To do:
Copy the listing below word for word, omitting the picture.

......

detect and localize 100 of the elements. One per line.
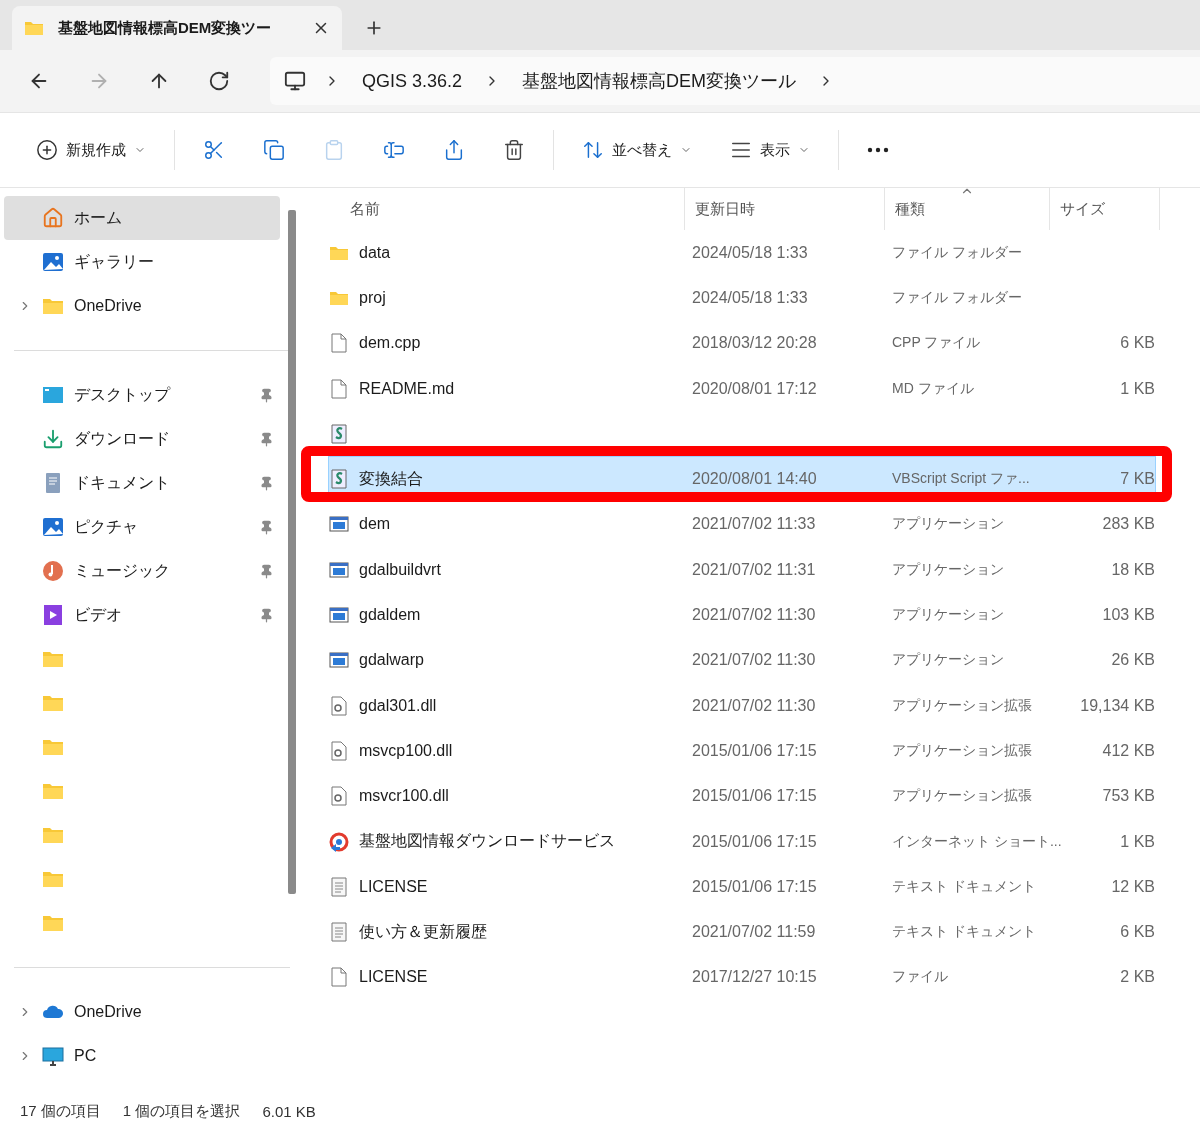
- file-size: 753 KB: [1101, 787, 1155, 806]
- sidebar-item[interactable]: OneDrive: [4, 284, 280, 328]
- new-icon: [36, 139, 58, 161]
- file-type: テキスト ドキュメント: [892, 923, 1037, 942]
- file-type: アプリケーション拡張: [892, 787, 1033, 806]
- file-name: 使い方＆更新履歴: [359, 921, 488, 942]
- file-size: 1 KB: [1119, 832, 1155, 851]
- file-row[interactable]: dem 2021/07/02 11:33 アプリケーション 283 KB: [328, 501, 1156, 548]
- column-header[interactable]: 名前: [330, 188, 685, 230]
- sidebar-item[interactable]: デスクトップ: [4, 373, 280, 417]
- file-size: 283 KB: [1101, 515, 1155, 534]
- file-type: アプリケーション: [892, 651, 1005, 670]
- modified-date: 2015/01/06 17:15: [692, 877, 818, 896]
- file-row[interactable]: gdaldem 2021/07/02 11:30 アプリケーション 103 KB: [328, 592, 1156, 638]
- file-row[interactable]: gdalwarp 2021/07/02 11:30 アプリケーション 26 KB: [328, 637, 1156, 683]
- file-name: 変換結合: [359, 468, 424, 489]
- sidebar-item[interactable]: PC: [4, 1034, 280, 1078]
- sidebar-item[interactable]: ギャラリー: [4, 240, 280, 284]
- file-size: 6 KB: [1119, 334, 1155, 353]
- status-text: 6.01 KB: [262, 1102, 316, 1120]
- application-icon: [329, 650, 349, 671]
- file-row[interactable]: 使い方＆更新履歴 2021/07/02 11:59 テキスト ドキュメント 6 KB: [328, 909, 1156, 955]
- text-file-icon: [329, 876, 349, 897]
- modified-date: 2015/01/06 17:15: [692, 741, 818, 760]
- file-size: 18 KB: [1110, 560, 1155, 579]
- file-name: data: [359, 243, 392, 262]
- file-icon: [329, 967, 349, 988]
- folder-tab[interactable]: 基盤地図情報標高DEM変換ツー: [12, 6, 342, 50]
- modified-date: 2018/03/12 20:28: [692, 334, 818, 353]
- music-icon: [42, 560, 64, 582]
- file-icon: [329, 378, 349, 399]
- delete-icon: [503, 139, 525, 161]
- file-type: VBScript Script ファ...: [892, 470, 1031, 489]
- sidebar-item[interactable]: ミュージック: [4, 549, 280, 593]
- file-name: dem: [359, 515, 392, 534]
- file-row[interactable]: gdalbuildvrt 2021/07/02 11:31 アプリケーション 18 KB: [328, 547, 1156, 593]
- breadcrumb-item[interactable]: 基盤地図情報標高DEM変換ツール: [518, 67, 801, 95]
- file-size: 103 KB: [1101, 606, 1155, 624]
- file-name: gdalwarp: [359, 651, 425, 670]
- file-size: 1 KB: [1119, 379, 1155, 398]
- script-file-icon: [329, 469, 349, 490]
- file-type: ファイル: [892, 968, 949, 987]
- modified-date: 2017/12/27 10:15: [692, 968, 818, 987]
- file-row[interactable]: gdal301.dll 2021/07/02 11:30 アプリケーション拡張 19,134 KB: [328, 682, 1156, 729]
- file-type: アプリケーション拡張: [892, 741, 1033, 760]
- sort-button[interactable]: 並べ替え: [568, 130, 706, 170]
- sidebar-item[interactable]: ダウンロード: [4, 417, 280, 461]
- file-name: 基盤地図情報ダウンロードサービス: [359, 831, 616, 851]
- application-icon: [329, 559, 349, 580]
- column-header[interactable]: サイズ: [1050, 188, 1160, 230]
- file-type: テキスト ドキュメント: [892, 877, 1037, 896]
- modified-date: 2021/07/02 11:30: [692, 606, 817, 624]
- file-row[interactable]: msvcr100.dll 2015/01/06 17:15 アプリケーション拡張 753 KB: [328, 773, 1156, 819]
- file-name: proj: [359, 288, 387, 307]
- sidebar-item[interactable]: ビデオ: [4, 593, 280, 637]
- modified-date: 2020/08/01 17:12: [692, 379, 818, 398]
- file-row[interactable]: data 2024/05/18 1:33 ファイル フォルダー: [328, 230, 1156, 276]
- new-button[interactable]: 新規作成: [22, 130, 160, 170]
- file-type: ファイル フォルダー: [892, 243, 1023, 262]
- paste-icon: [323, 139, 345, 161]
- sidebar-item[interactable]: ドキュメント: [4, 461, 280, 505]
- file-name: msvcp100.dll: [359, 741, 454, 760]
- file-row[interactable]: dem.cpp 2018/03/12 20:28 CPP ファイル 6 KB: [328, 320, 1156, 366]
- sidebar-item[interactable]: ピクチャ: [4, 505, 280, 549]
- file-size: 12 KB: [1110, 877, 1155, 896]
- modified-date: 2021/07/02 11:59: [692, 923, 817, 942]
- computer-icon: [42, 1045, 64, 1067]
- file-size: 6 KB: [1119, 923, 1155, 942]
- download-icon: [42, 428, 64, 450]
- application-icon: [329, 514, 349, 535]
- column-header[interactable]: 更新日時: [685, 188, 885, 230]
- file-type: アプリケーション拡張: [892, 696, 1033, 715]
- file-row[interactable]: 基盤地図情報ダウンロードサービス 2015/01/06 17:15 インターネット ショート... 1 KB: [328, 818, 1156, 865]
- file-row[interactable]: LICENSE 2015/01/06 17:15 テキスト ドキュメント 12 KB: [328, 864, 1156, 910]
- file-type: ファイル フォルダー: [892, 288, 1023, 307]
- scrollbar[interactable]: [288, 210, 296, 894]
- file-row[interactable]: proj 2024/05/18 1:33 ファイル フォルダー: [328, 275, 1156, 321]
- breadcrumb-item[interactable]: QGIS 3.36.2: [358, 68, 467, 94]
- file-size: 19,134 KB: [1080, 696, 1155, 715]
- view-button[interactable]: 表示: [716, 130, 824, 170]
- file-row[interactable]: msvcp100.dll 2015/01/06 17:15 アプリケーション拡張 412 KB: [328, 728, 1156, 774]
- file-name: dem.cpp: [359, 334, 422, 353]
- address-bar[interactable]: QGIS 3.36.2 基盤地図情報標高DEM変換ツール: [270, 57, 1200, 105]
- file-name: gdaldem: [359, 606, 422, 624]
- file-type: インターネット ショート...: [892, 832, 1063, 851]
- status-text: 1 個の項目を選択: [122, 1101, 241, 1121]
- file-size: 412 KB: [1101, 741, 1155, 760]
- file-size: 7 KB: [1119, 470, 1155, 489]
- web-shortcut-icon: [329, 831, 349, 852]
- sidebar-item[interactable]: OneDrive: [4, 990, 280, 1034]
- file-name: msvcr100.dll: [359, 787, 450, 806]
- file-row[interactable]: LICENSE 2017/12/27 10:15 ファイル 2 KB: [328, 954, 1156, 1001]
- file-row[interactable]: README.md 2020/08/01 17:12 MD ファイル 1 KB: [328, 365, 1156, 412]
- sidebar-item[interactable]: ホーム: [4, 196, 280, 240]
- file-size: 26 KB: [1110, 651, 1155, 670]
- column-header[interactable]: 種類: [885, 188, 1050, 230]
- more-icon: [867, 147, 889, 153]
- application-icon: [329, 605, 349, 625]
- file-type: アプリケーション: [892, 515, 1005, 534]
- modified-date: 2021/07/02 11:31: [692, 560, 817, 579]
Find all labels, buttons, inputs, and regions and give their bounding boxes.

......

The output:
detect and localize 100 of the elements. One per line.
- file-size: 753 KB: [1101, 787, 1155, 806]
- sidebar-item[interactable]: OneDrive: [4, 284, 280, 328]
- new-icon: [36, 139, 58, 161]
- file-type: テキスト ドキュメント: [892, 923, 1037, 942]
- file-type: アプリケーション拡張: [892, 787, 1033, 806]
- file-name: 使い方＆更新履歴: [359, 921, 488, 942]
- file-size: 1 KB: [1119, 832, 1155, 851]
- file-row[interactable]: dem 2021/07/02 11:33 アプリケーション 283 KB: [328, 501, 1156, 548]
- column-header[interactable]: 名前: [330, 188, 685, 230]
- sidebar-item[interactable]: デスクトップ: [4, 373, 280, 417]
- file-size: 283 KB: [1101, 515, 1155, 534]
- file-type: アプリケーション: [892, 651, 1005, 670]
- modified-date: 2015/01/06 17:15: [692, 877, 818, 896]
- file-row[interactable]: gdaldem 2021/07/02 11:30 アプリケーション 103 KB: [328, 592, 1156, 638]
- file-row[interactable]: gdalwarp 2021/07/02 11:30 アプリケーション 26 KB: [328, 637, 1156, 683]
- file-name: 変換結合: [359, 468, 424, 489]
- sidebar-item[interactable]: PC: [4, 1034, 280, 1078]
- sidebar-item[interactable]: ギャラリー: [4, 240, 280, 284]
- file-size: 6 KB: [1119, 334, 1155, 353]
- status-text: 6.01 KB: [262, 1102, 316, 1120]
- application-icon: [329, 650, 349, 671]
- file-row[interactable]: 使い方＆更新履歴 2021/07/02 11:59 テキスト ドキュメント 6 KB: [328, 909, 1156, 955]
- text-file-icon: [329, 876, 349, 897]
- modified-date: 2015/01/06 17:15: [692, 741, 818, 760]
- file-size: 18 KB: [1110, 560, 1155, 579]
- file-name: data: [359, 243, 392, 262]
- file-icon: [329, 967, 349, 988]
- folder-tab[interactable]: 基盤地図情報標高DEM変換ツー: [12, 6, 342, 50]
- modified-date: 2018/03/12 20:28: [692, 334, 818, 353]
- music-icon: [42, 560, 64, 582]
- file-icon: [329, 378, 349, 399]
- delete-icon: [503, 139, 525, 161]
- file-type: VBScript Script ファ...: [892, 470, 1031, 489]
- sidebar-item[interactable]: ミュージック: [4, 549, 280, 593]
- file-name: dem: [359, 515, 392, 534]
- file-row[interactable]: gdalbuildvrt 2021/07/02 11:31 アプリケーション 18 KB: [328, 547, 1156, 593]
- breadcrumb-item[interactable]: 基盤地図情報標高DEM変換ツール: [518, 67, 801, 95]
- file-size: 103 KB: [1101, 606, 1155, 624]
- file-name: gdalwarp: [359, 651, 425, 670]
- file-size: 1 KB: [1119, 379, 1155, 398]
- script-file-icon: [329, 469, 349, 490]
- file-type: ファイル: [892, 968, 949, 987]
- modified-date: 2017/12/27 10:15: [692, 968, 818, 987]
- file-row[interactable]: gdal301.dll 2021/07/02 11:30 アプリケーション拡張 19,134 KB: [328, 682, 1156, 729]
- file-type: アプリケーション拡張: [892, 741, 1033, 760]
- sort-button[interactable]: 並べ替え: [568, 130, 706, 170]
- sidebar-item[interactable]: ダウンロード: [4, 417, 280, 461]
- file-name: 基盤地図情報ダウンロードサービス: [359, 831, 616, 851]
- application-icon: [329, 559, 349, 580]
- column-header[interactable]: サイズ: [1050, 188, 1160, 230]
- file-type: テキスト ドキュメント: [892, 877, 1037, 896]
- modified-date: 2021/07/02 11:30: [692, 606, 817, 624]
- file-row[interactable]: msvcr100.dll 2015/01/06 17:15 アプリケーション拡張 753 KB: [328, 773, 1156, 819]
- file-name: proj: [359, 288, 387, 307]
- sidebar-item[interactable]: ビデオ: [4, 593, 280, 637]
- modified-date: 2020/08/01 17:12: [692, 379, 818, 398]
- file-row[interactable]: data 2024/05/18 1:33 ファイル フォルダー: [328, 230, 1156, 276]
- new-button[interactable]: 新規作成: [22, 130, 160, 170]
- file-type: ファイル フォルダー: [892, 243, 1023, 262]
- paste-icon: [323, 139, 345, 161]
- sidebar-item[interactable]: ドキュメント: [4, 461, 280, 505]
- file-name: msvcp100.dll: [359, 741, 454, 760]
- file-row[interactable]: dem.cpp 2018/03/12 20:28 CPP ファイル 6 KB: [328, 320, 1156, 366]
- sidebar-item[interactable]: ピクチャ: [4, 505, 280, 549]
- file-size: 12 KB: [1110, 877, 1155, 896]
- modified-date: 2021/07/02 11:59: [692, 923, 817, 942]
- computer-icon: [42, 1045, 64, 1067]
- file-size: 6 KB: [1119, 923, 1155, 942]
- download-icon: [42, 428, 64, 450]
- application-icon: [329, 514, 349, 535]
- column-header[interactable]: 更新日時: [685, 188, 885, 230]
- file-type: アプリケーション拡張: [892, 696, 1033, 715]
- file-row[interactable]: 基盤地図情報ダウンロードサービス 2015/01/06 17:15 インターネット ショート... 1 KB: [328, 818, 1156, 865]
- file-row[interactable]: LICENSE 2015/01/06 17:15 テキスト ドキュメント 12 KB: [328, 864, 1156, 910]
- file-type: ファイル フォルダー: [892, 288, 1023, 307]
- scrollbar[interactable]: [288, 210, 296, 894]
- file-row[interactable]: proj 2024/05/18 1:33 ファイル フォルダー: [328, 275, 1156, 321]
- breadcrumb-item[interactable]: QGIS 3.36.2: [358, 68, 467, 94]
- file-size: 19,134 KB: [1080, 696, 1155, 715]
- view-button[interactable]: 表示: [716, 130, 824, 170]
- file-row[interactable]: msvcp100.dll 2015/01/06 17:15 アプリケーション拡張 412 KB: [328, 728, 1156, 774]
- file-name: dem.cpp: [359, 334, 422, 353]
- address-bar[interactable]: QGIS 3.36.2 基盤地図情報標高DEM変換ツール: [270, 57, 1200, 105]
- file-name: gdaldem: [359, 606, 422, 624]
- file-type: インターネット ショート...: [892, 832, 1063, 851]
- status-text: 1 個の項目を選択: [122, 1101, 241, 1121]
- file-size: 412 KB: [1101, 741, 1155, 760]
- file-size: 7 KB: [1119, 470, 1155, 489]
- web-shortcut-icon: [329, 831, 349, 852]
- sidebar-item[interactable]: OneDrive: [4, 990, 280, 1034]
- file-name: msvcr100.dll: [359, 787, 450, 806]
- file-row[interactable]: LICENSE 2017/12/27 10:15 ファイル 2 KB: [328, 954, 1156, 1001]
- file-row[interactable]: README.md 2020/08/01 17:12 MD ファイル 1 KB: [328, 365, 1156, 412]
- sidebar-item[interactable]: ホーム: [4, 196, 280, 240]
- file-size: 26 KB: [1110, 651, 1155, 670]
- column-header[interactable]: 種類: [885, 188, 1050, 230]
- more-icon: [867, 147, 889, 153]
- application-icon: [329, 605, 349, 625]
- file-type: アプリケーション: [892, 515, 1005, 534]
- modified-date: 2021/07/02 11:31: [692, 560, 817, 579]
Find all labels, buttons, inputs, and regions and give their bounding boxes.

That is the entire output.